# Task:
Write out every entry precisely as given, leaving the pictures out.
____ Records shown
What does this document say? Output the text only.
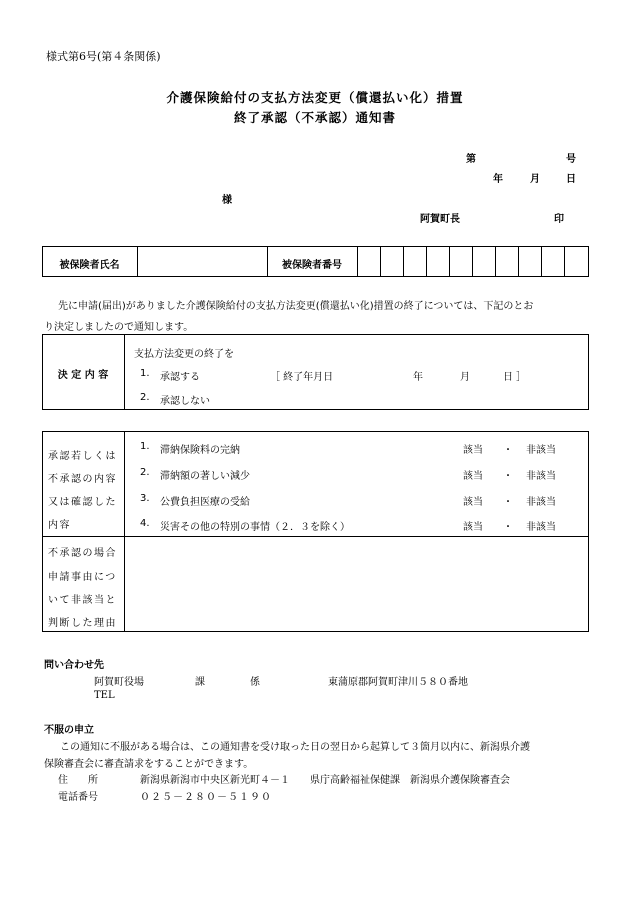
様式第6号(第４条関係)
介護保険給付の支払方法変更（償還払い化）措置
終了承認（不承認）通知書
第	号
年	月	日
様
阿賀町長	印
被保険者氏名	被保険者番号
先に申請(届出)がありました介護保険給付の支払方法変更(償還払い化)措置の終了については、下記のとお
り決定しましたので通知します。
決 定 内 容
支払方法変更の終了を
1. 承認する	［ 終了年月日	年	月	日 ］
2. 承認しない
承認若しくは
不承認の内容
又は確認した
内容
1. 滞納保険料の完納	該当 ・ 非該当
2. 滞納額の著しい減少	該当 ・ 非該当
3. 公費負担医療の受給	該当 ・ 非該当
4. 災害その他の特別の事情（２．３を除く）	該当 ・ 非該当
不承認の場合
申請事由につ
いて非該当と
判断した理由
問い合わせ先
阿賀町役場	課	係	東蒲原郡阿賀町津川５８０番地
TEL
不服の申立
この通知に不服がある場合は、この通知書を受け取った日の翌日から起算して３箇月以内に、新潟県介護
保険審査会に審査請求をすることができます。
住　　所	新潟県新潟市中央区新光町４－１　　県庁高齢福祉保健課　新潟県介護保険審査会
電話番号	０２５－２８０－５１９０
________
# In response:
What does this document say? Output the text only.
様式第6号(第４条関係)
介護保険給付の支払方法変更（償還払い化）措置
終了承認（不承認）通知書
第	号
年	月	日
様
阿賀町長	印
被保険者氏名	被保険者番号
先に申請(届出)がありました介護保険給付の支払方法変更(償還払い化)措置の終了については、下記のとお
り決定しましたので通知します。
決 定 内 容
支払方法変更の終了を
1. 承認する	［ 終了年月日	年	月	日 ］
2. 承認しない
承認若しくは
不承認の内容
又は確認した
内容
1. 滞納保険料の完納	該当 ・ 非該当
2. 滞納額の著しい減少	該当 ・ 非該当
3. 公費負担医療の受給	該当 ・ 非該当
4. 災害その他の特別の事情（２．３を除く）	該当 ・ 非該当
不承認の場合
申請事由につ
いて非該当と
判断した理由
問い合わせ先
阿賀町役場	課	係	東蒲原郡阿賀町津川５８０番地
TEL
不服の申立
この通知に不服がある場合は、この通知書を受け取った日の翌日から起算して３箇月以内に、新潟県介護
保険審査会に審査請求をすることができます。
住　　所	新潟県新潟市中央区新光町４－１　　県庁高齢福祉保健課　新潟県介護保険審査会
電話番号	０２５－２８０－５１９０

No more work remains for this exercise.